● Exercise text:
+ + + + +


today I learned: a spanish woman claims she legally owns the sun and is trying to charge people for its use. also, a 61 year old man (cliff young) ran an ultramarathon and broke the record by two days. he had no formal training, ran with no sleep, and beat sponsored, young athletes. he remarked that the race “wasn’t easy”. hahah. next, a woman disguised herself as a man for 18 months to write a book on gender. after the experiment, she was institutionalized for depression, and stated that she never felt so glad for being a woman. finally, seth macfarlane and mark wahlberg were both booked on AA flight 11 which crashed into the world trade center. wahlberg decided last minute to fly to toronto, and macfarlane missed it by just 10 minutes due to a hangover. halloween party night bonus: a man had multiple plastic surgeries to look exactly like his partner, who later had multiple surgeries of her own so that they could become the same new person. 


today I learned: new york times author timothy o’brien wrote that donald trump “only” had 250 million dollars, so trump sued him for five billion (he lost. thankfully). also, having an orgasm three times a week helps reduce your risk of heart attack and stroke by 50%! woah! next, the dead kennedy’s started to attract an unwanted group of neo-nazi punk fans in the late 70s. to combat the wave of unwanted fans, they released the single “nazi punks f*ck off”. hahah. finally, there’s a muffin stand in san francisco called “double or muffin”. you buy a muffin and then flip a coin. get heads and you get another muffin for free. tails and you just keep the muffin you bought. so. friggin. cool.


today I learned: there is a 500 year-old statue of a man eating a sack of babies in bern, switzerland…and nobody is sure why. also, many shelters won’t allow black cats to be adopted around hallowe’en, for fear that they may be sacrificed or tortured. poop. next, iceland has more books written, read, and sold per capita than any other country, and 1/10 icelanders will become a published author in their lifetime. finally, the most successful pirate captain was a chinese prostitute controlling 1,500 vessels and having 80,000 sailors working for her (!!!!!)


today I learned: in 1981, 8 percent of personal bankruptcies in the states cited medical costs as a contributing factor, compared to 62 percent in 2009. also, there is a massive monument in georgia (US) which gives instructions in 8 languages on how to rebuild a “better” society after an unknown apocalyptic event, while also functioning as a compass, calendar, and clock. NEAT. next, the man who is the voice of spongebob (tom kenny), is married to the voice of plankton’s computer wife/karen (jill tilley). aaand finally, some vegans won’t eat figs, because when the figs are pollinated by a female wasp, the fig’s inward facing flowers trap the wasp, and her corpse is digested by enzymes in the fig. I am truly sorry if any vegans now won’t eat figs anymore. I’m sure you will miss them greatly. hahahahahaha. figs.
+ + + + +
(Entries from a dataset)

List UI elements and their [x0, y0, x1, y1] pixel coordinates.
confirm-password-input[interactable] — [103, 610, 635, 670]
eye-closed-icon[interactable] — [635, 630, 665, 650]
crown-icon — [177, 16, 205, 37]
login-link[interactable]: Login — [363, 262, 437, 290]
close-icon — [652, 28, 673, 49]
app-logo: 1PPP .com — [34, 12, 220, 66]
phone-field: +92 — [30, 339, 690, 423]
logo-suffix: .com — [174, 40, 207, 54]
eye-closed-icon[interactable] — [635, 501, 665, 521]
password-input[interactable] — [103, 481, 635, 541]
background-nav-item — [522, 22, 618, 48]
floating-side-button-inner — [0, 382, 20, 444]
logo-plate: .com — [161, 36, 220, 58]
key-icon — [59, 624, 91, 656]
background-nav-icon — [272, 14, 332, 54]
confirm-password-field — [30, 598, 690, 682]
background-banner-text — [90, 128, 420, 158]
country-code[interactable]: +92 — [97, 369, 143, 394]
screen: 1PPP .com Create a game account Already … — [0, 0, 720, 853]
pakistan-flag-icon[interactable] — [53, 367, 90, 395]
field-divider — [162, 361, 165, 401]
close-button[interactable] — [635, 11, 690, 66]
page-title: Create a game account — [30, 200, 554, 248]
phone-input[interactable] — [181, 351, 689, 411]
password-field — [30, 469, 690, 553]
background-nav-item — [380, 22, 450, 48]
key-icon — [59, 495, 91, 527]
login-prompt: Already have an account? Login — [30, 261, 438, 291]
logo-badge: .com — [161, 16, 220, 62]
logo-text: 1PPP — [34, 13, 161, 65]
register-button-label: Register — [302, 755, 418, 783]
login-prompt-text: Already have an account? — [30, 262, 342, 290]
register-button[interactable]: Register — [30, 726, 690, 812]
+ + + + +
● Exercise requirements:
1. Translate this sentence from the trivia text into Spanish: "you buy a muffin and then flip a coin."
2. Copy out the part of the trivia text that opens with "today I learned: in" and closes with "greatly. hahahahahaha. figs.", renaming "monument" as "landmark".

● Set of answers:
1. Compras una magdalena y luego lanzas una moneda.

2.
today I learned: in 1981, 8 percent of personal bankruptcies in the states cited medical costs as a contributing factor, compared to 62 percent in 2009. also, there is a massive landmark in georgia (US) which gives instructions in 8 languages on how to rebuild a “better” society after an unknown apocalyptic event, while also functioning as a compass, calendar, and clock. NEAT. next, the man who is the voice of spongebob (tom kenny), is married to the voice of plankton’s computer wife/karen (jill tilley). aaand finally, some vegans won’t eat figs, because when the figs are pollinated by a female wasp, the fig’s inward facing flowers trap the wasp, and her corpse is digested by enzymes in the fig. I am truly sorry if any vegans now won’t eat figs anymore. I’m sure you will miss them greatly. hahahahahaha. figs.